Exercise objective »
Using the listing below, copy every line that mentions "Dentofacial".

## begin Provided records

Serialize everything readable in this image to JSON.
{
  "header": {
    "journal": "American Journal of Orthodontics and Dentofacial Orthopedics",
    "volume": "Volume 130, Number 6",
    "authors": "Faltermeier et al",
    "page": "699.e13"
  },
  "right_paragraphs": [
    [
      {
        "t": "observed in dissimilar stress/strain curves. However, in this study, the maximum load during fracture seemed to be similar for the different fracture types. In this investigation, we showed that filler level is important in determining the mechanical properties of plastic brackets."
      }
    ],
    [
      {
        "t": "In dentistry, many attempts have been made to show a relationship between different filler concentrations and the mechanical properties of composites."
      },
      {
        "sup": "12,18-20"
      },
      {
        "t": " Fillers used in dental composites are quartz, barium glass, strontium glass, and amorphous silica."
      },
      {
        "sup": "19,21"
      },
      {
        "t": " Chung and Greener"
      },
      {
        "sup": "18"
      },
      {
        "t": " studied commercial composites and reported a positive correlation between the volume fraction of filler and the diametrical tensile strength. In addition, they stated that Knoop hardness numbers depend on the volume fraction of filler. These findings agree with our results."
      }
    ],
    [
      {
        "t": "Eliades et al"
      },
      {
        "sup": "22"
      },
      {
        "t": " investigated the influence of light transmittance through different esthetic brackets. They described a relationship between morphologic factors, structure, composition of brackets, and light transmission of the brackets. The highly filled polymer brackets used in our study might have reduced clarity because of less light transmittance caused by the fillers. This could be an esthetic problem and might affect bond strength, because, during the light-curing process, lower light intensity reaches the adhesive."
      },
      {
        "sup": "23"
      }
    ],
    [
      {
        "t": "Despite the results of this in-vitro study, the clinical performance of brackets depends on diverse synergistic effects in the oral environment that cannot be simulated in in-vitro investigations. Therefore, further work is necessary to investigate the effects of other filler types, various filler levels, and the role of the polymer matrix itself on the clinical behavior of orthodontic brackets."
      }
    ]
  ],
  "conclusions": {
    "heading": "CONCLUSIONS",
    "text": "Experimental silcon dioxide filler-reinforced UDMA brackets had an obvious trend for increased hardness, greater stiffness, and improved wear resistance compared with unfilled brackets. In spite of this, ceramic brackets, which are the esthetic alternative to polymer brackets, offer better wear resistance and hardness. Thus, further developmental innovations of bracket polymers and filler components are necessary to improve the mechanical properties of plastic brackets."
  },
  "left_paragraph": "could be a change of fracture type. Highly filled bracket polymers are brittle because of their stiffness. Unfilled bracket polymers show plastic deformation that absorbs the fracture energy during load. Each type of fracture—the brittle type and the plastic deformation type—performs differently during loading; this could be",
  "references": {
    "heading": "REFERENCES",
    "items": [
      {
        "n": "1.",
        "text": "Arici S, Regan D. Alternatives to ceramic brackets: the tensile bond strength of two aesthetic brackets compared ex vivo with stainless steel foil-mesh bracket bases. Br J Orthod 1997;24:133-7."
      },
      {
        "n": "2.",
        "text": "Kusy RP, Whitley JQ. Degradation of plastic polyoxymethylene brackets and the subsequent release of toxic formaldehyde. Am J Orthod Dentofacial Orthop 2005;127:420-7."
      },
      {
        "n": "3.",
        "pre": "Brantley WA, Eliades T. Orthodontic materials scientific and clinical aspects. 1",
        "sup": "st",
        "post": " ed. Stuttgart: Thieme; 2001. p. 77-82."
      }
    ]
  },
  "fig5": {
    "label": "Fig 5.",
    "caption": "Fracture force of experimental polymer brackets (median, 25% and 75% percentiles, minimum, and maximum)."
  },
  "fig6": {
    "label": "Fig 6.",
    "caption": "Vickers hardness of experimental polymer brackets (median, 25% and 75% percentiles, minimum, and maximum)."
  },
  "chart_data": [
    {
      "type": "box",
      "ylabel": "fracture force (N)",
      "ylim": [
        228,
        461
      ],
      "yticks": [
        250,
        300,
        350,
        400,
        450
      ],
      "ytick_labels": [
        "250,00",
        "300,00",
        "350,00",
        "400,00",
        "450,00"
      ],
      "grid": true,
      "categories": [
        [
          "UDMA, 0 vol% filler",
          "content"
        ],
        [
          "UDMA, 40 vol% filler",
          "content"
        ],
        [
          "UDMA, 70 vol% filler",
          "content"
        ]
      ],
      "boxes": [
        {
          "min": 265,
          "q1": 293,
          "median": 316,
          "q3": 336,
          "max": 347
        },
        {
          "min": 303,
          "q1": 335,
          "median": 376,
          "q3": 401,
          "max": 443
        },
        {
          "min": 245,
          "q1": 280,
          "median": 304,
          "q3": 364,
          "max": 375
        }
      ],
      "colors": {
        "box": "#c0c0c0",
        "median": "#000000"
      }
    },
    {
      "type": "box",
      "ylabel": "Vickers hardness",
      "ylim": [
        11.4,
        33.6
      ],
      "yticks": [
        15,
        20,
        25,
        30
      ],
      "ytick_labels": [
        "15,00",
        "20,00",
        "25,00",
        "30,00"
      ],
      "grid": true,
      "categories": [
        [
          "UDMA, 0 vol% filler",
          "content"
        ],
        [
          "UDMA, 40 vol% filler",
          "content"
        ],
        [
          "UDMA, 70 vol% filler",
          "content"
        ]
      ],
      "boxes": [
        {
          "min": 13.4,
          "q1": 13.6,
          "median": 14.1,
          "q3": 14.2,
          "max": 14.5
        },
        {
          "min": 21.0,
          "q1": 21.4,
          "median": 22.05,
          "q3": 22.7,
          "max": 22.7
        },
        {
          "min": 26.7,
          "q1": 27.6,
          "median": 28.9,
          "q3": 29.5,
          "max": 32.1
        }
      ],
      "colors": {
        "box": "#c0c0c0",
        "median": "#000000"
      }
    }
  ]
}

## end Provided records

Written solution »
    "journal": "American Journal of Orthodontics and Dentofacial Orthopedics",
        "text": "Kusy RP, Whitley JQ. Degradation of plastic polyoxymethylene brackets and the subsequent release of toxic formaldehyde. Am J Orthod Dentofacial Orthop 2005;127:420-7."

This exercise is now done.